▶ Extracted information
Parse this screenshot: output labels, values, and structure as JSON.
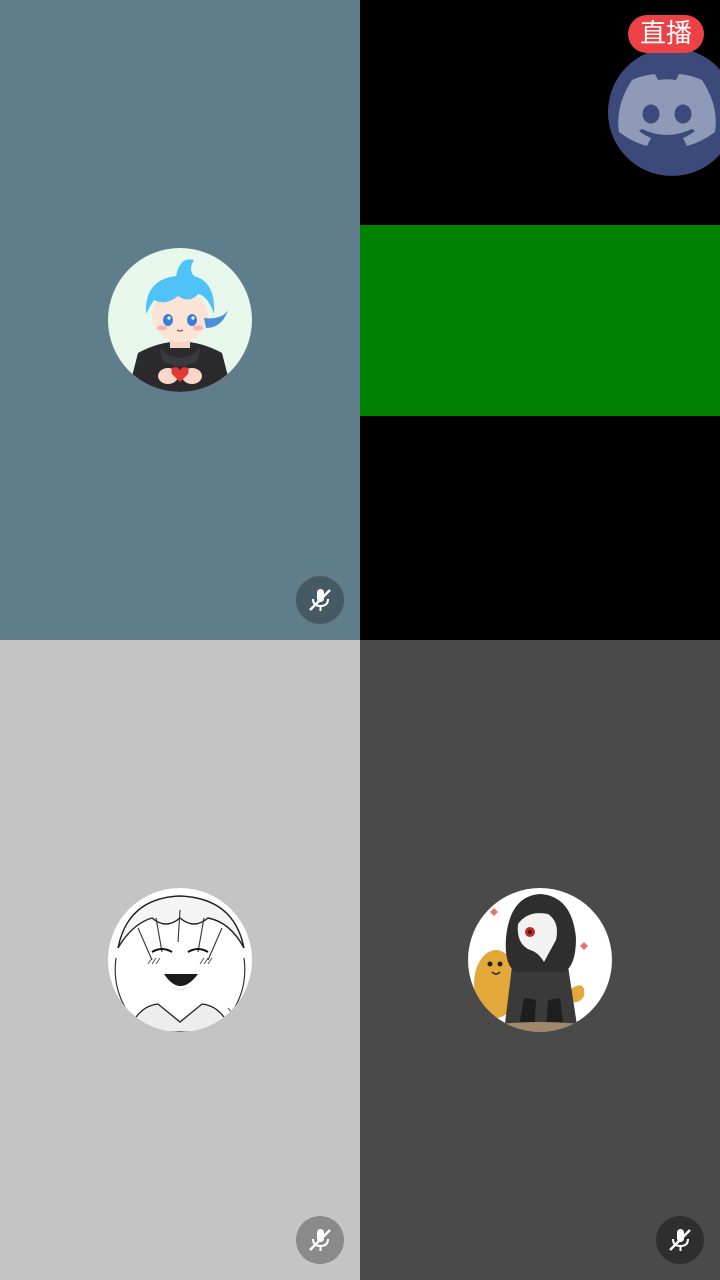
{
  "live_badge": {
    "label": "直播",
    "color": "#ED4245"
  },
  "tiles": [
    {
      "position": "top-left",
      "background": "#607D8B",
      "avatar": "anime-boy-blue-hair-heart-avatar",
      "muted": true,
      "mute_button_color": "#455A64"
    },
    {
      "position": "top-right",
      "background": "#000000",
      "stream_color": "#008000",
      "avatar": "discord-logo-avatar",
      "avatar_color": "#3B4A7A",
      "is_streaming": true
    },
    {
      "position": "bottom-left",
      "background": "#C4C4C4",
      "avatar": "manga-smiling-character-avatar",
      "muted": true,
      "mute_button_color": "#8A8A8A"
    },
    {
      "position": "bottom-right",
      "background": "#4A4A4A",
      "avatar": "plague-doctor-character-avatar",
      "muted": true,
      "mute_button_color": "#2E2E2E"
    }
  ],
  "icons": {
    "mute": "microphone-muted-icon",
    "discord": "discord-logo-icon"
  }
}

▶ Task instructions
Each line in the data that holds the string "discord" should be found and copied.

▶ Output of the exercise
      "avatar": "discord-logo-avatar",
    "discord": "discord-logo-icon"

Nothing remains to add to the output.